====== RECORDS FOR THE TASK
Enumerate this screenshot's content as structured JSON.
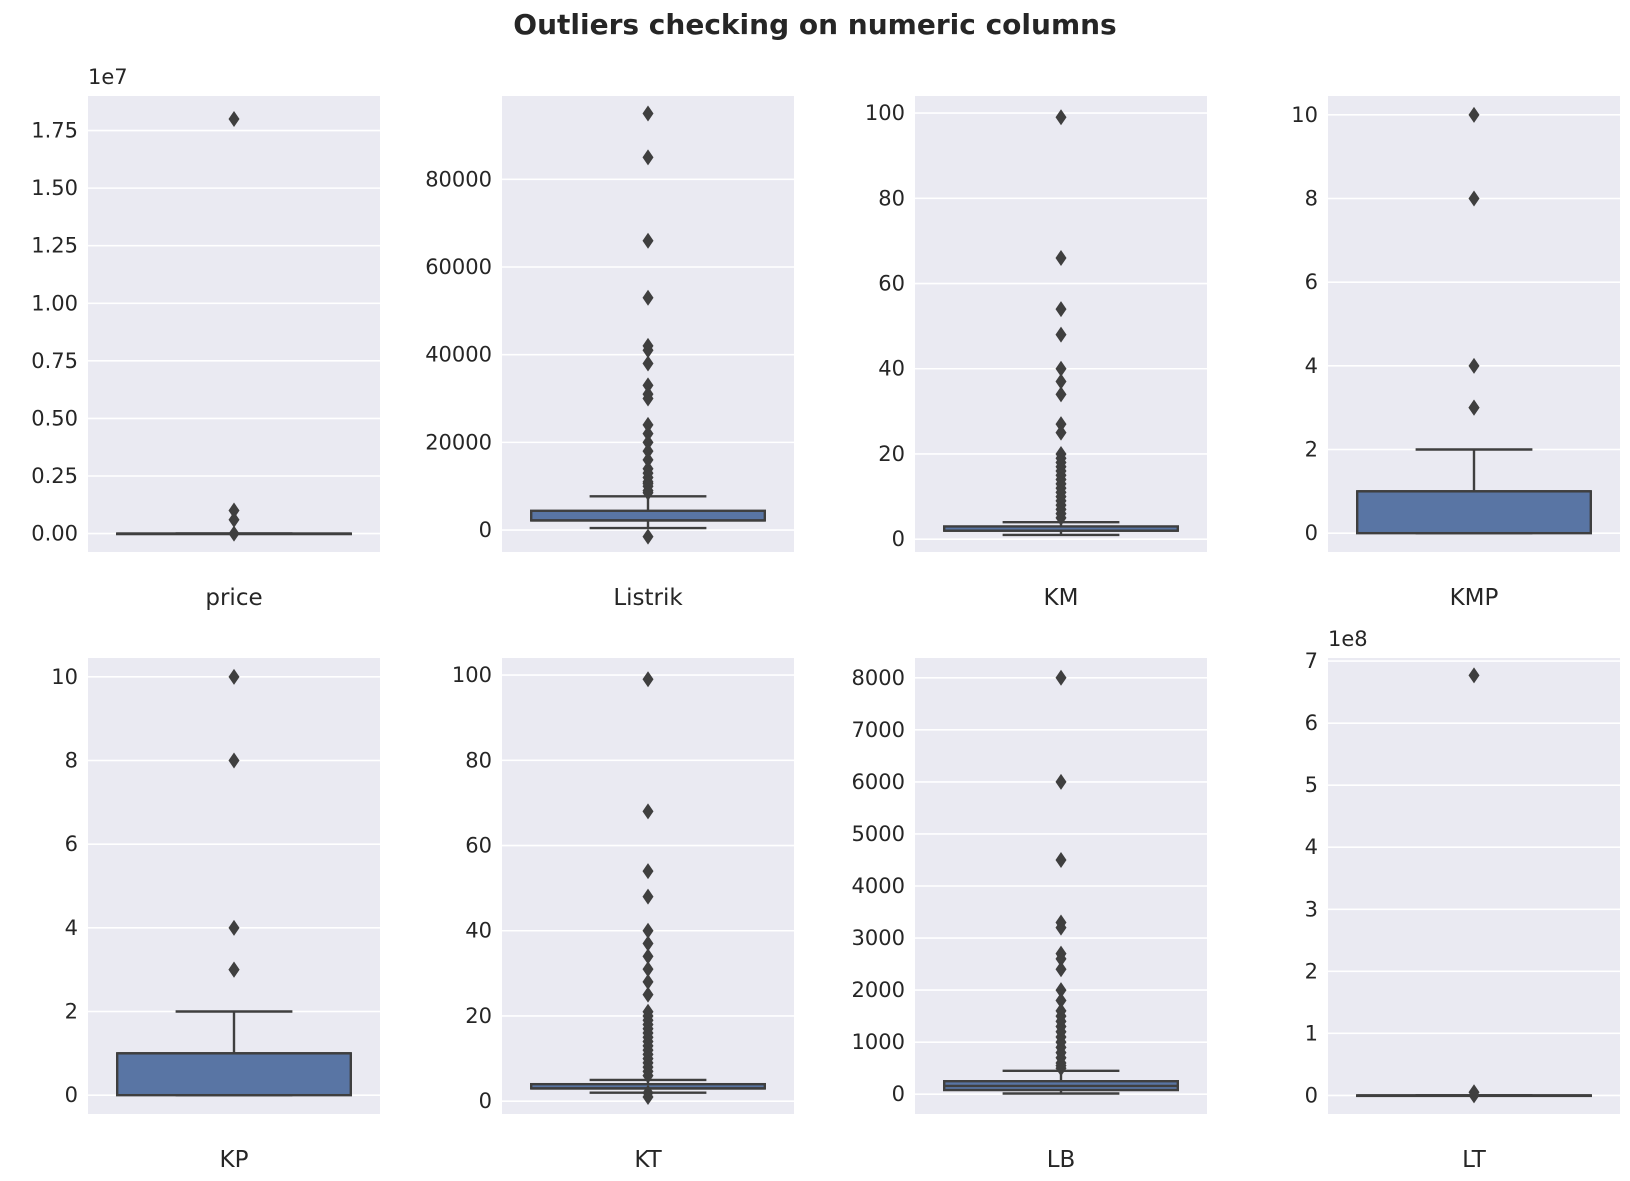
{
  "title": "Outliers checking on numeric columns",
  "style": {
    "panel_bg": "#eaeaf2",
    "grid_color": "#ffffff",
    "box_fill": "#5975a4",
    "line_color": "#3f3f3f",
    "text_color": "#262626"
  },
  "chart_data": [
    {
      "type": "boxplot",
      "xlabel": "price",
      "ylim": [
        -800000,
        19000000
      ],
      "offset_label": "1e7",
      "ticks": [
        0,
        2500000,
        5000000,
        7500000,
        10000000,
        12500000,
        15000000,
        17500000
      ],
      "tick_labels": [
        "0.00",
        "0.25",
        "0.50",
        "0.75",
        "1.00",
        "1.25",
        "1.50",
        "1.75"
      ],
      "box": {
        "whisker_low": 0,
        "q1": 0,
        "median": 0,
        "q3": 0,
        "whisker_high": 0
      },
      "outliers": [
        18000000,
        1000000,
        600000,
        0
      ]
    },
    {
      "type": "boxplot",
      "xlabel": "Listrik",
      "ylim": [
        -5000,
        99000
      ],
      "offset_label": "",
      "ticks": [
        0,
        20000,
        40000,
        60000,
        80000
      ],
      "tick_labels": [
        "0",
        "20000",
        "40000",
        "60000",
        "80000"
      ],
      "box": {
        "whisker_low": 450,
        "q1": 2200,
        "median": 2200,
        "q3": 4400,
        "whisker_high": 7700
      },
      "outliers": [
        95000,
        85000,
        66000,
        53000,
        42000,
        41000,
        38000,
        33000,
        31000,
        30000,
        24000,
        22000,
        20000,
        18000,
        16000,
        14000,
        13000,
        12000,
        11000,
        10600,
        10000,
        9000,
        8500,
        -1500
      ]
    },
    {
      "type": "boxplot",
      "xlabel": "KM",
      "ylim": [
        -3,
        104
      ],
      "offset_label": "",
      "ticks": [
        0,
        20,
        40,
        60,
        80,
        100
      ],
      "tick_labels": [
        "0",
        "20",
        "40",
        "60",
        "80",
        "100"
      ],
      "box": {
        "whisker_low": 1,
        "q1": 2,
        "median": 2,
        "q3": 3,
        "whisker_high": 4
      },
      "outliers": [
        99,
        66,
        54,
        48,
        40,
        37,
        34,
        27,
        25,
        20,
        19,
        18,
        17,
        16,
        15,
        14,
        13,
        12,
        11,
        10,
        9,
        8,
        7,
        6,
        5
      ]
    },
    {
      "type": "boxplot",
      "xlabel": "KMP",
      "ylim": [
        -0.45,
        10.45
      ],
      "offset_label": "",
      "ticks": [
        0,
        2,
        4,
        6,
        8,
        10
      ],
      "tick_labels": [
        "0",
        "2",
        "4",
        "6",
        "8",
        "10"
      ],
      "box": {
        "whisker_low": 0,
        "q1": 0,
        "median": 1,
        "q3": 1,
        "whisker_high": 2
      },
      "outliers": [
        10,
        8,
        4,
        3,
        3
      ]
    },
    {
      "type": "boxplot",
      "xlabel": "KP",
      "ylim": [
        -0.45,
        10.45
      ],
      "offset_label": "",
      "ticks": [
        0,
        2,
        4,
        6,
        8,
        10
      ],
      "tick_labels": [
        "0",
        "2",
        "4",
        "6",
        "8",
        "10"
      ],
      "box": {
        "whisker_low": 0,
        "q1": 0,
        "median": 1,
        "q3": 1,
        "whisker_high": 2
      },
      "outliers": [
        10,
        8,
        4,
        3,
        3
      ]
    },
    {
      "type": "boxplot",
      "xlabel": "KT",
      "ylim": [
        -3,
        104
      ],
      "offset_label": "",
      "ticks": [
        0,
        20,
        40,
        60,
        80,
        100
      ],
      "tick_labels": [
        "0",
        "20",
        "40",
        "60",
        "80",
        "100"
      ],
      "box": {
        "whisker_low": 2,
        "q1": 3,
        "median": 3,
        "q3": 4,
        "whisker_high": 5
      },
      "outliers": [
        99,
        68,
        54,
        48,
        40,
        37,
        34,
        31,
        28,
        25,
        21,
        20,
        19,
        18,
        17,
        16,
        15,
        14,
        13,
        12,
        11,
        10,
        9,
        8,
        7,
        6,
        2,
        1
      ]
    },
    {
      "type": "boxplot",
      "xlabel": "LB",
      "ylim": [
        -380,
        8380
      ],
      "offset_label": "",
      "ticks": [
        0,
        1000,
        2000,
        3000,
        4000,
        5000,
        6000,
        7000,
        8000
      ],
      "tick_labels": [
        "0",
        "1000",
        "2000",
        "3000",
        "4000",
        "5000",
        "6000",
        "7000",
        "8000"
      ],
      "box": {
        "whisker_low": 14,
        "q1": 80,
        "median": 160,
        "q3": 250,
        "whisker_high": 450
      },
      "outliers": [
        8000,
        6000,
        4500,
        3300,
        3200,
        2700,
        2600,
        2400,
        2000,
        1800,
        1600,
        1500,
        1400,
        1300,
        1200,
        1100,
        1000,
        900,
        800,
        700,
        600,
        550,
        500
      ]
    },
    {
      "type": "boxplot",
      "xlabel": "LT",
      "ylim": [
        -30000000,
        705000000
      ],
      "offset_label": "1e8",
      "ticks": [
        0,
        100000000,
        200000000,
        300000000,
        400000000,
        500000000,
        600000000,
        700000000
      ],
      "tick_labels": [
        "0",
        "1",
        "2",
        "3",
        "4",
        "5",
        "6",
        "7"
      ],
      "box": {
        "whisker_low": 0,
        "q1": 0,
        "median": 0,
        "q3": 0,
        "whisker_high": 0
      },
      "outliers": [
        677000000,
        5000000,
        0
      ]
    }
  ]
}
============
= GOAL OF THE EXERCISE =
Write out the records above exactly as they appear, leaving out any pictures.

= THE SOLUTION =
Enumerate this screenshot's content as structured JSON.
{
  "title": "Outliers checking on numeric columns",
  "style": {
    "panel_bg": "#eaeaf2",
    "grid_color": "#ffffff",
    "box_fill": "#5975a4",
    "line_color": "#3f3f3f",
    "text_color": "#262626"
  },
  "chart_data": [
    {
      "type": "boxplot",
      "xlabel": "price",
      "ylim": [
        -800000,
        19000000
      ],
      "offset_label": "1e7",
      "ticks": [
        0,
        2500000,
        5000000,
        7500000,
        10000000,
        12500000,
        15000000,
        17500000
      ],
      "tick_labels": [
        "0.00",
        "0.25",
        "0.50",
        "0.75",
        "1.00",
        "1.25",
        "1.50",
        "1.75"
      ],
      "box": {
        "whisker_low": 0,
        "q1": 0,
        "median": 0,
        "q3": 0,
        "whisker_high": 0
      },
      "outliers": [
        18000000,
        1000000,
        600000,
        0
      ]
    },
    {
      "type": "boxplot",
      "xlabel": "Listrik",
      "ylim": [
        -5000,
        99000
      ],
      "offset_label": "",
      "ticks": [
        0,
        20000,
        40000,
        60000,
        80000
      ],
      "tick_labels": [
        "0",
        "20000",
        "40000",
        "60000",
        "80000"
      ],
      "box": {
        "whisker_low": 450,
        "q1": 2200,
        "median": 2200,
        "q3": 4400,
        "whisker_high": 7700
      },
      "outliers": [
        95000,
        85000,
        66000,
        53000,
        42000,
        41000,
        38000,
        33000,
        31000,
        30000,
        24000,
        22000,
        20000,
        18000,
        16000,
        14000,
        13000,
        12000,
        11000,
        10600,
        10000,
        9000,
        8500,
        -1500
      ]
    },
    {
      "type": "boxplot",
      "xlabel": "KM",
      "ylim": [
        -3,
        104
      ],
      "offset_label": "",
      "ticks": [
        0,
        20,
        40,
        60,
        80,
        100
      ],
      "tick_labels": [
        "0",
        "20",
        "40",
        "60",
        "80",
        "100"
      ],
      "box": {
        "whisker_low": 1,
        "q1": 2,
        "median": 2,
        "q3": 3,
        "whisker_high": 4
      },
      "outliers": [
        99,
        66,
        54,
        48,
        40,
        37,
        34,
        27,
        25,
        20,
        19,
        18,
        17,
        16,
        15,
        14,
        13,
        12,
        11,
        10,
        9,
        8,
        7,
        6,
        5
      ]
    },
    {
      "type": "boxplot",
      "xlabel": "KMP",
      "ylim": [
        -0.45,
        10.45
      ],
      "offset_label": "",
      "ticks": [
        0,
        2,
        4,
        6,
        8,
        10
      ],
      "tick_labels": [
        "0",
        "2",
        "4",
        "6",
        "8",
        "10"
      ],
      "box": {
        "whisker_low": 0,
        "q1": 0,
        "median": 1,
        "q3": 1,
        "whisker_high": 2
      },
      "outliers": [
        10,
        8,
        4,
        3,
        3
      ]
    },
    {
      "type": "boxplot",
      "xlabel": "KP",
      "ylim": [
        -0.45,
        10.45
      ],
      "offset_label": "",
      "ticks": [
        0,
        2,
        4,
        6,
        8,
        10
      ],
      "tick_labels": [
        "0",
        "2",
        "4",
        "6",
        "8",
        "10"
      ],
      "box": {
        "whisker_low": 0,
        "q1": 0,
        "median": 1,
        "q3": 1,
        "whisker_high": 2
      },
      "outliers": [
        10,
        8,
        4,
        3,
        3
      ]
    },
    {
      "type": "boxplot",
      "xlabel": "KT",
      "ylim": [
        -3,
        104
      ],
      "offset_label": "",
      "ticks": [
        0,
        20,
        40,
        60,
        80,
        100
      ],
      "tick_labels": [
        "0",
        "20",
        "40",
        "60",
        "80",
        "100"
      ],
      "box": {
        "whisker_low": 2,
        "q1": 3,
        "median": 3,
        "q3": 4,
        "whisker_high": 5
      },
      "outliers": [
        99,
        68,
        54,
        48,
        40,
        37,
        34,
        31,
        28,
        25,
        21,
        20,
        19,
        18,
        17,
        16,
        15,
        14,
        13,
        12,
        11,
        10,
        9,
        8,
        7,
        6,
        2,
        1
      ]
    },
    {
      "type": "boxplot",
      "xlabel": "LB",
      "ylim": [
        -380,
        8380
      ],
      "offset_label": "",
      "ticks": [
        0,
        1000,
        2000,
        3000,
        4000,
        5000,
        6000,
        7000,
        8000
      ],
      "tick_labels": [
        "0",
        "1000",
        "2000",
        "3000",
        "4000",
        "5000",
        "6000",
        "7000",
        "8000"
      ],
      "box": {
        "whisker_low": 14,
        "q1": 80,
        "median": 160,
        "q3": 250,
        "whisker_high": 450
      },
      "outliers": [
        8000,
        6000,
        4500,
        3300,
        3200,
        2700,
        2600,
        2400,
        2000,
        1800,
        1600,
        1500,
        1400,
        1300,
        1200,
        1100,
        1000,
        900,
        800,
        700,
        600,
        550,
        500
      ]
    },
    {
      "type": "boxplot",
      "xlabel": "LT",
      "ylim": [
        -30000000,
        705000000
      ],
      "offset_label": "1e8",
      "ticks": [
        0,
        100000000,
        200000000,
        300000000,
        400000000,
        500000000,
        600000000,
        700000000
      ],
      "tick_labels": [
        "0",
        "1",
        "2",
        "3",
        "4",
        "5",
        "6",
        "7"
      ],
      "box": {
        "whisker_low": 0,
        "q1": 0,
        "median": 0,
        "q3": 0,
        "whisker_high": 0
      },
      "outliers": [
        677000000,
        5000000,
        0
      ]
    }
  ]
}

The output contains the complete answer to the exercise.